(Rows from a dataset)
>> Start
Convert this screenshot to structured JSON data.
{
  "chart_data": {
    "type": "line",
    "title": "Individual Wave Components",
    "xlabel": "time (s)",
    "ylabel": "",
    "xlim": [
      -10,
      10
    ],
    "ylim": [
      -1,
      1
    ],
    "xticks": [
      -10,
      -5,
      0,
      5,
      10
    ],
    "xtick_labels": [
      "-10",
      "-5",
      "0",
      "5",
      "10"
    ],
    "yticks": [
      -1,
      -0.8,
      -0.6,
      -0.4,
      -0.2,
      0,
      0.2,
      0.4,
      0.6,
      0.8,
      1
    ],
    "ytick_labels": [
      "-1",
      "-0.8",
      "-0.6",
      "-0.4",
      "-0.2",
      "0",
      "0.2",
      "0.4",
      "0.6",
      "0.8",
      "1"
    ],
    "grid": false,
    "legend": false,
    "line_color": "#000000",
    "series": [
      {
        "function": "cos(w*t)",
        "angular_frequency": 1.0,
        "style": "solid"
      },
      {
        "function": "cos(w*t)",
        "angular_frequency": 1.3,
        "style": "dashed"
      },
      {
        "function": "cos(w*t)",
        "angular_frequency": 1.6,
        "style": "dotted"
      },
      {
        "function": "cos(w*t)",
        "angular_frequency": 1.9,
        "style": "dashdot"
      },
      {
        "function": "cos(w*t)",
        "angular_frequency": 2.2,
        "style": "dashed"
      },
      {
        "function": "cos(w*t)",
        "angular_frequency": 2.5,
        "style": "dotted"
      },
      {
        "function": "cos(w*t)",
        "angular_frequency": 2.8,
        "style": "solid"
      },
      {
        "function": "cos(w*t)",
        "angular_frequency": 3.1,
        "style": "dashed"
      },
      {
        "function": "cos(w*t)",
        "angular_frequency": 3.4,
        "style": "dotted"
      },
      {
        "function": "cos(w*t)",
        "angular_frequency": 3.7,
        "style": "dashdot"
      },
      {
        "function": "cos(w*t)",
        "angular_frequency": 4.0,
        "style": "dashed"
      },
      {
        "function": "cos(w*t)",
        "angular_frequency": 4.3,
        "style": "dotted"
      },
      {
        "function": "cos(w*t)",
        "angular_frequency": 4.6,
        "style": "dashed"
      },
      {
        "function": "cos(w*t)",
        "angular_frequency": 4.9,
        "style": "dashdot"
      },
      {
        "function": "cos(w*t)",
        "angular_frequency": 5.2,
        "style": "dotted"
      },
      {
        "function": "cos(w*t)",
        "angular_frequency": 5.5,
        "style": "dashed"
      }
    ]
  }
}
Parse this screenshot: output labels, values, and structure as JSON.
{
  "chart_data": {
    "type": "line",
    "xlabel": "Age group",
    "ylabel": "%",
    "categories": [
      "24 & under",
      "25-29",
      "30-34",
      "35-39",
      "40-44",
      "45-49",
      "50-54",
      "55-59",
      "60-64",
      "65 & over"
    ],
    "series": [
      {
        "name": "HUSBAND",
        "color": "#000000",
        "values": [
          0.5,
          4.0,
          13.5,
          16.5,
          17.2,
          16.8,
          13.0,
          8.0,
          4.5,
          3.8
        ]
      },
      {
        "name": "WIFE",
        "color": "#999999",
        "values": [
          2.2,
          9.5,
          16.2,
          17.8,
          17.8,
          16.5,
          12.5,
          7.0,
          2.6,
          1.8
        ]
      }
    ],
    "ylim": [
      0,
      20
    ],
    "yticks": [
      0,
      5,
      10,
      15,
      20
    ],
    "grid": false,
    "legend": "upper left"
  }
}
>> End
### Your goal
Retype every record above exactly as it appears.

### Task answer
Convert this screenshot to structured JSON data.
{
  "chart_data": {
    "type": "line",
    "title": "Individual Wave Components",
    "xlabel": "time (s)",
    "ylabel": "",
    "xlim": [
      -10,
      10
    ],
    "ylim": [
      -1,
      1
    ],
    "xticks": [
      -10,
      -5,
      0,
      5,
      10
    ],
    "xtick_labels": [
      "-10",
      "-5",
      "0",
      "5",
      "10"
    ],
    "yticks": [
      -1,
      -0.8,
      -0.6,
      -0.4,
      -0.2,
      0,
      0.2,
      0.4,
      0.6,
      0.8,
      1
    ],
    "ytick_labels": [
      "-1",
      "-0.8",
      "-0.6",
      "-0.4",
      "-0.2",
      "0",
      "0.2",
      "0.4",
      "0.6",
      "0.8",
      "1"
    ],
    "grid": false,
    "legend": false,
    "line_color": "#000000",
    "series": [
      {
        "function": "cos(w*t)",
        "angular_frequency": 1.0,
        "style": "solid"
      },
      {
        "function": "cos(w*t)",
        "angular_frequency": 1.3,
        "style": "dashed"
      },
      {
        "function": "cos(w*t)",
        "angular_frequency": 1.6,
        "style": "dotted"
      },
      {
        "function": "cos(w*t)",
        "angular_frequency": 1.9,
        "style": "dashdot"
      },
      {
        "function": "cos(w*t)",
        "angular_frequency": 2.2,
        "style": "dashed"
      },
      {
        "function": "cos(w*t)",
        "angular_frequency": 2.5,
        "style": "dotted"
      },
      {
        "function": "cos(w*t)",
        "angular_frequency": 2.8,
        "style": "solid"
      },
      {
        "function": "cos(w*t)",
        "angular_frequency": 3.1,
        "style": "dashed"
      },
      {
        "function": "cos(w*t)",
        "angular_frequency": 3.4,
        "style": "dotted"
      },
      {
        "function": "cos(w*t)",
        "angular_frequency": 3.7,
        "style": "dashdot"
      },
      {
        "function": "cos(w*t)",
        "angular_frequency": 4.0,
        "style": "dashed"
      },
      {
        "function": "cos(w*t)",
        "angular_frequency": 4.3,
        "style": "dotted"
      },
      {
        "function": "cos(w*t)",
        "angular_frequency": 4.6,
        "style": "dashed"
      },
      {
        "function": "cos(w*t)",
        "angular_frequency": 4.9,
        "style": "dashdot"
      },
      {
        "function": "cos(w*t)",
        "angular_frequency": 5.2,
        "style": "dotted"
      },
      {
        "function": "cos(w*t)",
        "angular_frequency": 5.5,
        "style": "dashed"
      }
    ]
  }
}
Parse this screenshot: output labels, values, and structure as JSON.
{
  "chart_data": {
    "type": "line",
    "xlabel": "Age group",
    "ylabel": "%",
    "categories": [
      "24 & under",
      "25-29",
      "30-34",
      "35-39",
      "40-44",
      "45-49",
      "50-54",
      "55-59",
      "60-64",
      "65 & over"
    ],
    "series": [
      {
        "name": "HUSBAND",
        "color": "#000000",
        "values": [
          0.5,
          4.0,
          13.5,
          16.5,
          17.2,
          16.8,
          13.0,
          8.0,
          4.5,
          3.8
        ]
      },
      {
        "name": "WIFE",
        "color": "#999999",
        "values": [
          2.2,
          9.5,
          16.2,
          17.8,
          17.8,
          16.5,
          12.5,
          7.0,
          2.6,
          1.8
        ]
      }
    ],
    "ylim": [
      0,
      20
    ],
    "yticks": [
      0,
      5,
      10,
      15,
      20
    ],
    "grid": false,
    "legend": "upper left"
  }
}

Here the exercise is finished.